• _Exercise goal_: Check each line of the records below for the word "this" and copy those where it appears.

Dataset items
--------------------------------

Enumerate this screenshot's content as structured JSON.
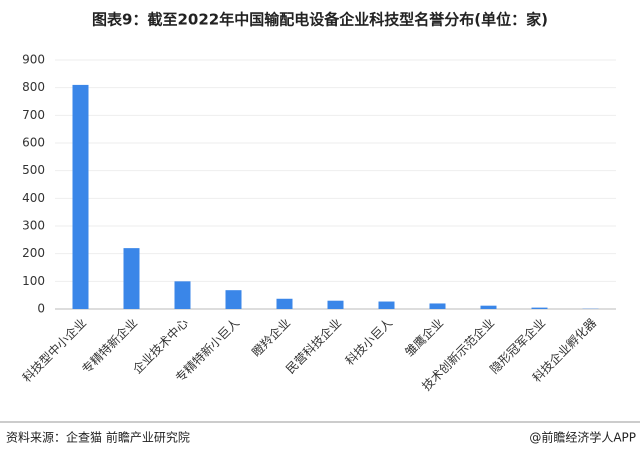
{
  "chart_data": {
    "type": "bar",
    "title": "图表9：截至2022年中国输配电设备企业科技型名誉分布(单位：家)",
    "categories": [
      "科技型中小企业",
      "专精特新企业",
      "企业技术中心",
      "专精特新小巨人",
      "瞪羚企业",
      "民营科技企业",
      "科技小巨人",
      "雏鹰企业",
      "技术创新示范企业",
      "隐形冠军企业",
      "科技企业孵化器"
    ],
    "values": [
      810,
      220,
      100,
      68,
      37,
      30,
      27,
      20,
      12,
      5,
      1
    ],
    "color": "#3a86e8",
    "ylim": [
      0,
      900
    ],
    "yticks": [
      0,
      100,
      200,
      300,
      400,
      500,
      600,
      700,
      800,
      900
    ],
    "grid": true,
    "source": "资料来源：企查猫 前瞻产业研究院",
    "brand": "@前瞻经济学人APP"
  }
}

--------------------------------

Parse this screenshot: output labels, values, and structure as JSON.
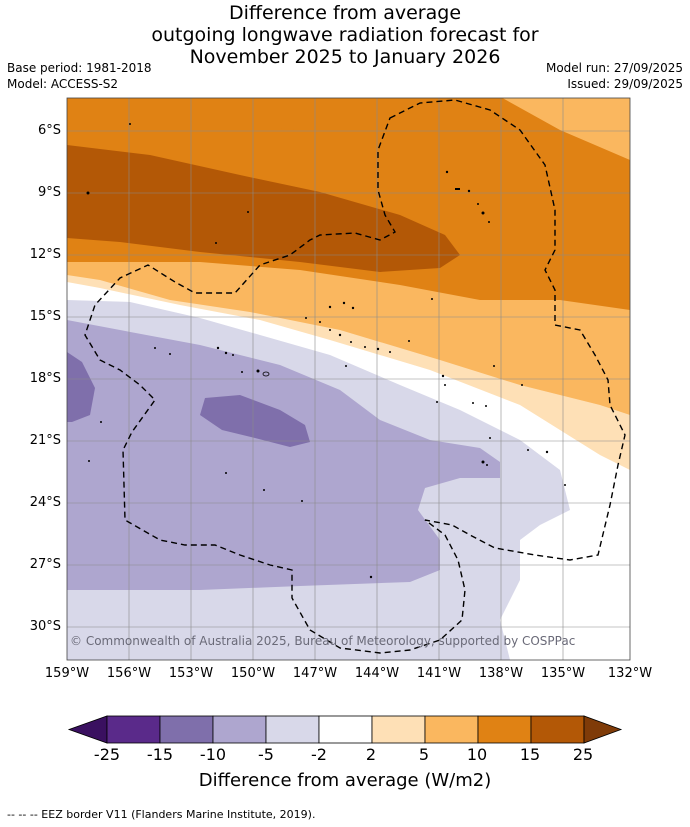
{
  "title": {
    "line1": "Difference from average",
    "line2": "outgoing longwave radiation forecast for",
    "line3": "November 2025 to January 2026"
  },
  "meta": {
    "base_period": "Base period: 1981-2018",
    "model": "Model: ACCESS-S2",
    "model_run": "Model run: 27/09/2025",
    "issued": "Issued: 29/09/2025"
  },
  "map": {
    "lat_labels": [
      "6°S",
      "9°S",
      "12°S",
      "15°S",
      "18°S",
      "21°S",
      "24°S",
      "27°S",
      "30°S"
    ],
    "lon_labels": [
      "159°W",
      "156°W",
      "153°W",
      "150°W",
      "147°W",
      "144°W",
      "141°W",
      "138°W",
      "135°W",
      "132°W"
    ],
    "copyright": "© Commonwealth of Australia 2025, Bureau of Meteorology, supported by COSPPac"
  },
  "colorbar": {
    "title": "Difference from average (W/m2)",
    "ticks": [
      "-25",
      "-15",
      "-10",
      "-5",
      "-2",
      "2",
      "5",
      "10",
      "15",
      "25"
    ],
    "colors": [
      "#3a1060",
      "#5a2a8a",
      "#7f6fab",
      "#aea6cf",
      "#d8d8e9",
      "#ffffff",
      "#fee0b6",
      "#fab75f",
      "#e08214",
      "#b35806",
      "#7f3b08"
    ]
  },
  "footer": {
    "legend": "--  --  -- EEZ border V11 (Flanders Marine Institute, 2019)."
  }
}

--------------------------------

• _Response to the task_:
Enumerate this screenshot's content as structured JSON.
Parse this screenshot: output labels, values, and structure as JSON.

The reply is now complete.